Return the lines of the records below without any change, starting at the line containing "legend-label-estr-es: Estrées xyxy=(154,493,202,509)" and ending at the line containing "data-point-beaurevoir xyxy=(481,291,494,304)", both included. Give only those lines.

==== SOURCE MATERIAL ====

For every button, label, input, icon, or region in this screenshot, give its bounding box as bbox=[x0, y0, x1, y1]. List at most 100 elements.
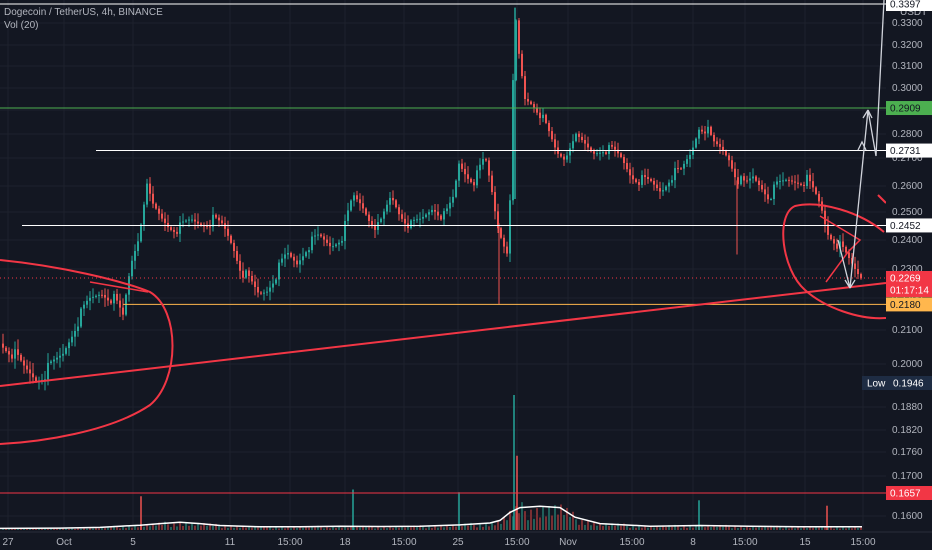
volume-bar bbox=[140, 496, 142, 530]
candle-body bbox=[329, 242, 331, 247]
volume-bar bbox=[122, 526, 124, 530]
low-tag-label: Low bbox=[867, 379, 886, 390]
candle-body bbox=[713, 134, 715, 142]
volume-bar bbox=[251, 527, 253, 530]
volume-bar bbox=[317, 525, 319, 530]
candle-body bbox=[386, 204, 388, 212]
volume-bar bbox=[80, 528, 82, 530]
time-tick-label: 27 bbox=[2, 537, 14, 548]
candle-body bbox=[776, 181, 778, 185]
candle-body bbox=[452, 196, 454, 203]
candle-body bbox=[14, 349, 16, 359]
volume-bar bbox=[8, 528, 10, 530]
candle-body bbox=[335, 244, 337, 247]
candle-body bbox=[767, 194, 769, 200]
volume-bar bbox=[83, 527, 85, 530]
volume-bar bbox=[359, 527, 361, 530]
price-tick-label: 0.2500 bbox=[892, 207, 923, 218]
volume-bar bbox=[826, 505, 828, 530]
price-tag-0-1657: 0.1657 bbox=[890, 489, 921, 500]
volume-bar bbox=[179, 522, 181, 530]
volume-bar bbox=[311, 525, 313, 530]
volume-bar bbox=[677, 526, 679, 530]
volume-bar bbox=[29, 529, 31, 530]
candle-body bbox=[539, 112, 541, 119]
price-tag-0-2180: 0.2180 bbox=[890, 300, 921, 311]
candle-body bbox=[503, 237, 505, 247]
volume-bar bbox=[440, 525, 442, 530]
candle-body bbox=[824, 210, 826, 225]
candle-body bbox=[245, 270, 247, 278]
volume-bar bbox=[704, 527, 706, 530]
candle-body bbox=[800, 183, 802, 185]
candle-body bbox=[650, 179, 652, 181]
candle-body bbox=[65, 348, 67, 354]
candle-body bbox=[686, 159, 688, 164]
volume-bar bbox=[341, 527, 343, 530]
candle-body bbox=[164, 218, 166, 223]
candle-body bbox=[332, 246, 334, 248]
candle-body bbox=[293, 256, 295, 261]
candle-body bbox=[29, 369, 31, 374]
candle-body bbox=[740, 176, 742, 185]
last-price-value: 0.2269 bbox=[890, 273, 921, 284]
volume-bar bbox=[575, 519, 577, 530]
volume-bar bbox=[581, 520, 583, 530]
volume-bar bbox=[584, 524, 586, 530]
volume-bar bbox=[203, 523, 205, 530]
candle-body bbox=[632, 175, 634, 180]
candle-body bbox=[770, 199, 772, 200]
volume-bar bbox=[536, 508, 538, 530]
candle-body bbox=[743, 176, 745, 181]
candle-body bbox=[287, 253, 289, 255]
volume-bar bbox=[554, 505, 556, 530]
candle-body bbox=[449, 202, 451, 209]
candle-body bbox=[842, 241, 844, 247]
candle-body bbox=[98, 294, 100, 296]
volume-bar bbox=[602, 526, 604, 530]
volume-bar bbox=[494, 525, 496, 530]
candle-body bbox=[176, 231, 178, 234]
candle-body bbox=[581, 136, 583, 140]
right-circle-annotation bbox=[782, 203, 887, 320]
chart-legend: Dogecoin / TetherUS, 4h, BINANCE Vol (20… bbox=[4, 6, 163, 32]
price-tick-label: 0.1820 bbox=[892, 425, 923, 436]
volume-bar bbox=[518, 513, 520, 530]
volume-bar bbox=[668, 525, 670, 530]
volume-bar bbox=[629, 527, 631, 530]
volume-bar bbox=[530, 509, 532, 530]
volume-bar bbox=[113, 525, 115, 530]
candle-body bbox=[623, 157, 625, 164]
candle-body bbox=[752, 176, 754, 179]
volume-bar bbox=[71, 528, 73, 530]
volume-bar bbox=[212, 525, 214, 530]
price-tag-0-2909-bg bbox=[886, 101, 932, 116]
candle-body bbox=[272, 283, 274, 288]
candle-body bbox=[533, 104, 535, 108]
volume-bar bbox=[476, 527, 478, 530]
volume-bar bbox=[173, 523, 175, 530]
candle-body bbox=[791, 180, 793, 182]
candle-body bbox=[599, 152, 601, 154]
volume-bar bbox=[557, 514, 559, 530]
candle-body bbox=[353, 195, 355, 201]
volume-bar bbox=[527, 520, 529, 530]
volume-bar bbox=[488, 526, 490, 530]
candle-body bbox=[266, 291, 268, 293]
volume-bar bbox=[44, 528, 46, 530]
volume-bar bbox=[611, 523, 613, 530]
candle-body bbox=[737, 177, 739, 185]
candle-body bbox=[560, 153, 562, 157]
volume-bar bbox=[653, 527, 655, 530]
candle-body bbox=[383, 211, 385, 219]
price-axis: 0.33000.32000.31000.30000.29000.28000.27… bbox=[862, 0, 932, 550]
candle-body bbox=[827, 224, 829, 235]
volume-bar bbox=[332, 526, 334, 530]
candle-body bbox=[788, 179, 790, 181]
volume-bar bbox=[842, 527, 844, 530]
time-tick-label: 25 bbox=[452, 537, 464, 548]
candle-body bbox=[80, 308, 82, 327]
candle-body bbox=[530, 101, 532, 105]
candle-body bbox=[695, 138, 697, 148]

====
==== SOURCE MATERIAL ====

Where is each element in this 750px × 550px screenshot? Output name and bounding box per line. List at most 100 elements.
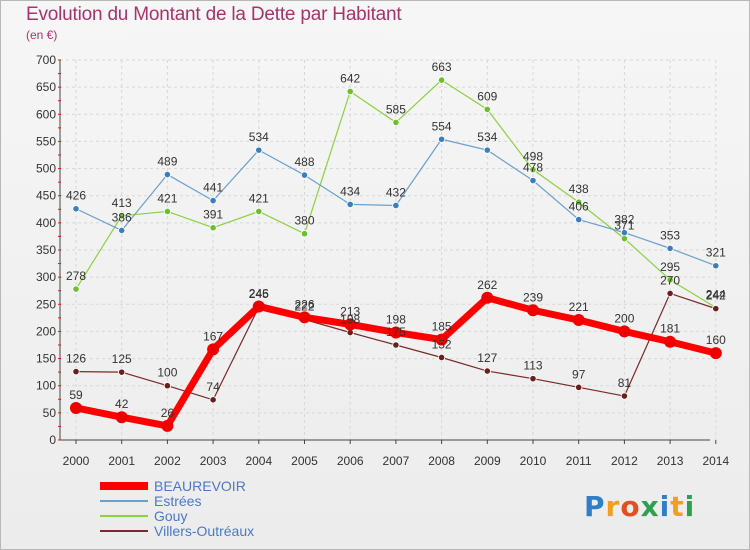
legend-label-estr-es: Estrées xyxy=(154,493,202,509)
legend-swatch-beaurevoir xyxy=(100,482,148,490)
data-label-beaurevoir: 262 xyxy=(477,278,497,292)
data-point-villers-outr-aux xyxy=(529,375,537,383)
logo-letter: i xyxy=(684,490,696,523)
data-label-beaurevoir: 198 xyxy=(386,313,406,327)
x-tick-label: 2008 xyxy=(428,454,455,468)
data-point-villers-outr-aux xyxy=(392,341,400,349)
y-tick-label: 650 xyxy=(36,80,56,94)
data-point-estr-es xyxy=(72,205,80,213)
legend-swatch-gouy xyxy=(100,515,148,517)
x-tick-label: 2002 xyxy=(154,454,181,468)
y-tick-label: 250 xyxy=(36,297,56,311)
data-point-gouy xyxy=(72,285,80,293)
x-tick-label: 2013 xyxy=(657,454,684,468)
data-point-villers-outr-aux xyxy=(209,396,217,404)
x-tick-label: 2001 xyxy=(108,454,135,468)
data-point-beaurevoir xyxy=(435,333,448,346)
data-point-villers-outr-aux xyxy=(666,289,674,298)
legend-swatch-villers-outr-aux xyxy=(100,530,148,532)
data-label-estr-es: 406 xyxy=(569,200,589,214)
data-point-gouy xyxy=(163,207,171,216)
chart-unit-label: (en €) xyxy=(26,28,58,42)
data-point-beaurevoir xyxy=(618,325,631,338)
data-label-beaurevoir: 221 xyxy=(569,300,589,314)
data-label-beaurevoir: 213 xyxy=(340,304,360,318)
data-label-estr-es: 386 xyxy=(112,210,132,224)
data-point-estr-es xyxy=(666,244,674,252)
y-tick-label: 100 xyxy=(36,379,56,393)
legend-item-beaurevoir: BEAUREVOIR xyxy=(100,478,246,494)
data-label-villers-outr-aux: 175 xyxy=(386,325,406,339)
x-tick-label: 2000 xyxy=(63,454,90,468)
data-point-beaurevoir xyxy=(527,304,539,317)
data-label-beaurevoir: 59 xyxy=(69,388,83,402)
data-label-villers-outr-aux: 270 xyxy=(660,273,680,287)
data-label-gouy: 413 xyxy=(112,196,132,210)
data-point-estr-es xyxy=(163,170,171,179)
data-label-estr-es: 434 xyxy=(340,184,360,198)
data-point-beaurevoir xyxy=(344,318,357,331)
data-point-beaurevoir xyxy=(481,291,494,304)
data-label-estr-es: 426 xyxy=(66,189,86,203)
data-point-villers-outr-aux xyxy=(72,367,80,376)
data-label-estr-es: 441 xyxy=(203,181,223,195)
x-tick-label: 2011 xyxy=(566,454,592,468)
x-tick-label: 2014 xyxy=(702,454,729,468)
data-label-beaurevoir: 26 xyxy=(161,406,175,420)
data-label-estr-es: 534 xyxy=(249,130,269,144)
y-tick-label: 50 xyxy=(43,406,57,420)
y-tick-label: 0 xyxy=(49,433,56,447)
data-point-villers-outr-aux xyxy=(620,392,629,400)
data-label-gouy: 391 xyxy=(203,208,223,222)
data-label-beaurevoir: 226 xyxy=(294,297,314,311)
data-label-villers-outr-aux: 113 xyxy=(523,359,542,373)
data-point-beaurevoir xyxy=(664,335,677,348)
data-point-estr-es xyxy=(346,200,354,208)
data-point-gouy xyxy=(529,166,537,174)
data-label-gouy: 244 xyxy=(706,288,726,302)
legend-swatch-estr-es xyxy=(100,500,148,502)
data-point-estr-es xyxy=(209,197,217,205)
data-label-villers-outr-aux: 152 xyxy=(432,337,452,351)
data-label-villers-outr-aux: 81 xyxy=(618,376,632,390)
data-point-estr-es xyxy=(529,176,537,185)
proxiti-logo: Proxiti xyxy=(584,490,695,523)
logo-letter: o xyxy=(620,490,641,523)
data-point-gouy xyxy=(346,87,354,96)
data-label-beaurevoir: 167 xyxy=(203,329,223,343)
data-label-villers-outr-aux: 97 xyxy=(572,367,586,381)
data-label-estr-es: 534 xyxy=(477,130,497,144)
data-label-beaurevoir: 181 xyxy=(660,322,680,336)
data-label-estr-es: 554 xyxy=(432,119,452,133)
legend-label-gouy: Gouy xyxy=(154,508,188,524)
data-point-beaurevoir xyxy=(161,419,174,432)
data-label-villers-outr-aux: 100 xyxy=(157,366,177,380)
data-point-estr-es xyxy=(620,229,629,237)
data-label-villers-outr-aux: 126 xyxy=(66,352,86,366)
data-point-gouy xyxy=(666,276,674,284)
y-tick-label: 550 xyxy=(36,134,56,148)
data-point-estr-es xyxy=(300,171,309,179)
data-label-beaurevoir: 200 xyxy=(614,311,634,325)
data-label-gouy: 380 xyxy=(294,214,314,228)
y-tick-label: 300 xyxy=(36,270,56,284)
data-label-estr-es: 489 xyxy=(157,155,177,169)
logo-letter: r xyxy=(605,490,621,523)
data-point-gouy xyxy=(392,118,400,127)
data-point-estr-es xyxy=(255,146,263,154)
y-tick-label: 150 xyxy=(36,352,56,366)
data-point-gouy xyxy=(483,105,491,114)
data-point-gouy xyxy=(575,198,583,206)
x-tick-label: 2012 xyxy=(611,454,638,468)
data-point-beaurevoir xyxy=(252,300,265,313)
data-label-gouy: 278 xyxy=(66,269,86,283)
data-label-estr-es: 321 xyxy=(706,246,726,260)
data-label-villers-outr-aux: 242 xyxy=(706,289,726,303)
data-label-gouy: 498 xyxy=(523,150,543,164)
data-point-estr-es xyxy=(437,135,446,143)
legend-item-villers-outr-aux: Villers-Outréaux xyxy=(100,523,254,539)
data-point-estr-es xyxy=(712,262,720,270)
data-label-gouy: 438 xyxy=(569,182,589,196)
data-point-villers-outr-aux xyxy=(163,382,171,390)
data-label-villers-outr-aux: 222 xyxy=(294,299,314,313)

====

◆ **THE REPLY**
legend-label-estr-es: Estrées xyxy=(154,493,202,509)
legend-swatch-beaurevoir xyxy=(100,482,148,490)
data-label-beaurevoir: 262 xyxy=(477,278,497,292)
data-point-villers-outr-aux xyxy=(529,375,537,383)
logo-letter: i xyxy=(684,490,696,523)
data-label-beaurevoir: 198 xyxy=(386,313,406,327)
x-tick-label: 2008 xyxy=(428,454,455,468)
data-point-villers-outr-aux xyxy=(392,341,400,349)
y-tick-label: 650 xyxy=(36,80,56,94)
data-point-estr-es xyxy=(72,205,80,213)
legend-swatch-gouy xyxy=(100,515,148,517)
x-tick-label: 2002 xyxy=(154,454,181,468)
y-tick-label: 250 xyxy=(36,297,56,311)
data-point-gouy xyxy=(72,285,80,293)
x-tick-label: 2013 xyxy=(657,454,684,468)
data-point-villers-outr-aux xyxy=(209,396,217,404)
x-tick-label: 2001 xyxy=(108,454,135,468)
data-point-beaurevoir xyxy=(435,333,448,346)
data-point-villers-outr-aux xyxy=(666,289,674,298)
legend-swatch-villers-outr-aux xyxy=(100,530,148,532)
data-label-estr-es: 406 xyxy=(569,200,589,214)
data-point-gouy xyxy=(163,207,171,216)
chart-unit-label: (en €) xyxy=(26,28,58,42)
data-point-beaurevoir xyxy=(618,325,631,338)
data-label-beaurevoir: 221 xyxy=(569,300,589,314)
data-label-beaurevoir: 213 xyxy=(340,304,360,318)
data-label-estr-es: 386 xyxy=(112,210,132,224)
data-point-estr-es xyxy=(666,244,674,252)
y-tick-label: 100 xyxy=(36,379,56,393)
legend-item-beaurevoir: BEAUREVOIR xyxy=(100,478,246,494)
data-label-villers-outr-aux: 175 xyxy=(386,325,406,339)
x-tick-label: 2000 xyxy=(63,454,90,468)
data-point-beaurevoir xyxy=(527,304,539,317)
data-label-beaurevoir: 59 xyxy=(69,388,83,402)
data-label-villers-outr-aux: 270 xyxy=(660,273,680,287)
data-label-gouy: 413 xyxy=(112,196,132,210)
data-point-estr-es xyxy=(163,170,171,179)
data-label-estr-es: 434 xyxy=(340,184,360,198)
data-point-beaurevoir xyxy=(344,318,357,331)
data-point-beaurevoir xyxy=(481,291,494,304)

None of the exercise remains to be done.